WHAT TO DO. Render the following material again verbatim, leaving nothing out.

(Rows from a dataset)
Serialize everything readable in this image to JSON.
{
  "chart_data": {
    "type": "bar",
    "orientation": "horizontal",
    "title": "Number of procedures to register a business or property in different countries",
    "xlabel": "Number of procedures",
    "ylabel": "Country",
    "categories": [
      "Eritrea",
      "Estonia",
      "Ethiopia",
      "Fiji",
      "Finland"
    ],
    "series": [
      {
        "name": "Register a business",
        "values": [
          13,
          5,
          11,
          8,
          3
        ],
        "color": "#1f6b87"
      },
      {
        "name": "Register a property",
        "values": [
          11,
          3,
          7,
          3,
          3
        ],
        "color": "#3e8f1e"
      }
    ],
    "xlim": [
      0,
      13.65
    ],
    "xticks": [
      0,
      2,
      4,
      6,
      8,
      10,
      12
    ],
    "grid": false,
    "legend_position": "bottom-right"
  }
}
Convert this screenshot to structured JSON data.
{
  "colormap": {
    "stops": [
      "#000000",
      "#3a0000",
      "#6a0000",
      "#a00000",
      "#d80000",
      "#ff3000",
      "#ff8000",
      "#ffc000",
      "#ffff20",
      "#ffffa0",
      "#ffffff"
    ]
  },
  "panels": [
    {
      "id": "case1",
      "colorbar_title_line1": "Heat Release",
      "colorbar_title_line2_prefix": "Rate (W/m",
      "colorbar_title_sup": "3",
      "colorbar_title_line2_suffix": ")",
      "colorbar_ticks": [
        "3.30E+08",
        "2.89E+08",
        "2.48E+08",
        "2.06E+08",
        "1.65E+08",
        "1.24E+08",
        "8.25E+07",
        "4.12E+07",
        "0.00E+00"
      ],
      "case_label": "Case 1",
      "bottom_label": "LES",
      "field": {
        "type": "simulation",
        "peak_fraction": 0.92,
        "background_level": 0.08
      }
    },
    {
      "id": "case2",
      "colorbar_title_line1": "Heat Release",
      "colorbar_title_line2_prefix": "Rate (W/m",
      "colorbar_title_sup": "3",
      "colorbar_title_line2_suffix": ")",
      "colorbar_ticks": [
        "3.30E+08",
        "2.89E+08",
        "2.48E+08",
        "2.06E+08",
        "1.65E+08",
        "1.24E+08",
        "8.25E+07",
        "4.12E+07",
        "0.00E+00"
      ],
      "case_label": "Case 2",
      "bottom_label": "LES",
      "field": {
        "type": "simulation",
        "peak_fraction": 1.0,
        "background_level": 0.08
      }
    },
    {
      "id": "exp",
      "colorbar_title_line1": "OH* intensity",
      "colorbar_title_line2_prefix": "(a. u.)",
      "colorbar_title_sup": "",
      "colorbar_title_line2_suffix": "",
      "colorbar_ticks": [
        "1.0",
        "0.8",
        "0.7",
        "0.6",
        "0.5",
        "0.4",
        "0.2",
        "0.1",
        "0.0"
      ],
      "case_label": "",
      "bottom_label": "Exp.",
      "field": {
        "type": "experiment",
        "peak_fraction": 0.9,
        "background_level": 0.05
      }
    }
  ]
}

FINISHED ANSWER.
Serialize everything readable in this image to JSON.
{
  "chart_data": {
    "type": "bar",
    "orientation": "horizontal",
    "title": "Number of procedures to register a business or property in different countries",
    "xlabel": "Number of procedures",
    "ylabel": "Country",
    "categories": [
      "Eritrea",
      "Estonia",
      "Ethiopia",
      "Fiji",
      "Finland"
    ],
    "series": [
      {
        "name": "Register a business",
        "values": [
          13,
          5,
          11,
          8,
          3
        ],
        "color": "#1f6b87"
      },
      {
        "name": "Register a property",
        "values": [
          11,
          3,
          7,
          3,
          3
        ],
        "color": "#3e8f1e"
      }
    ],
    "xlim": [
      0,
      13.65
    ],
    "xticks": [
      0,
      2,
      4,
      6,
      8,
      10,
      12
    ],
    "grid": false,
    "legend_position": "bottom-right"
  }
}
Convert this screenshot to structured JSON data.
{
  "colormap": {
    "stops": [
      "#000000",
      "#3a0000",
      "#6a0000",
      "#a00000",
      "#d80000",
      "#ff3000",
      "#ff8000",
      "#ffc000",
      "#ffff20",
      "#ffffa0",
      "#ffffff"
    ]
  },
  "panels": [
    {
      "id": "case1",
      "colorbar_title_line1": "Heat Release",
      "colorbar_title_line2_prefix": "Rate (W/m",
      "colorbar_title_sup": "3",
      "colorbar_title_line2_suffix": ")",
      "colorbar_ticks": [
        "3.30E+08",
        "2.89E+08",
        "2.48E+08",
        "2.06E+08",
        "1.65E+08",
        "1.24E+08",
        "8.25E+07",
        "4.12E+07",
        "0.00E+00"
      ],
      "case_label": "Case 1",
      "bottom_label": "LES",
      "field": {
        "type": "simulation",
        "peak_fraction": 0.92,
        "background_level": 0.08
      }
    },
    {
      "id": "case2",
      "colorbar_title_line1": "Heat Release",
      "colorbar_title_line2_prefix": "Rate (W/m",
      "colorbar_title_sup": "3",
      "colorbar_title_line2_suffix": ")",
      "colorbar_ticks": [
        "3.30E+08",
        "2.89E+08",
        "2.48E+08",
        "2.06E+08",
        "1.65E+08",
        "1.24E+08",
        "8.25E+07",
        "4.12E+07",
        "0.00E+00"
      ],
      "case_label": "Case 2",
      "bottom_label": "LES",
      "field": {
        "type": "simulation",
        "peak_fraction": 1.0,
        "background_level": 0.08
      }
    },
    {
      "id": "exp",
      "colorbar_title_line1": "OH* intensity",
      "colorbar_title_line2_prefix": "(a. u.)",
      "colorbar_title_sup": "",
      "colorbar_title_line2_suffix": "",
      "colorbar_ticks": [
        "1.0",
        "0.8",
        "0.7",
        "0.6",
        "0.5",
        "0.4",
        "0.2",
        "0.1",
        "0.0"
      ],
      "case_label": "",
      "bottom_label": "Exp.",
      "field": {
        "type": "experiment",
        "peak_fraction": 0.9,
        "background_level": 0.05
      }
    }
  ]
}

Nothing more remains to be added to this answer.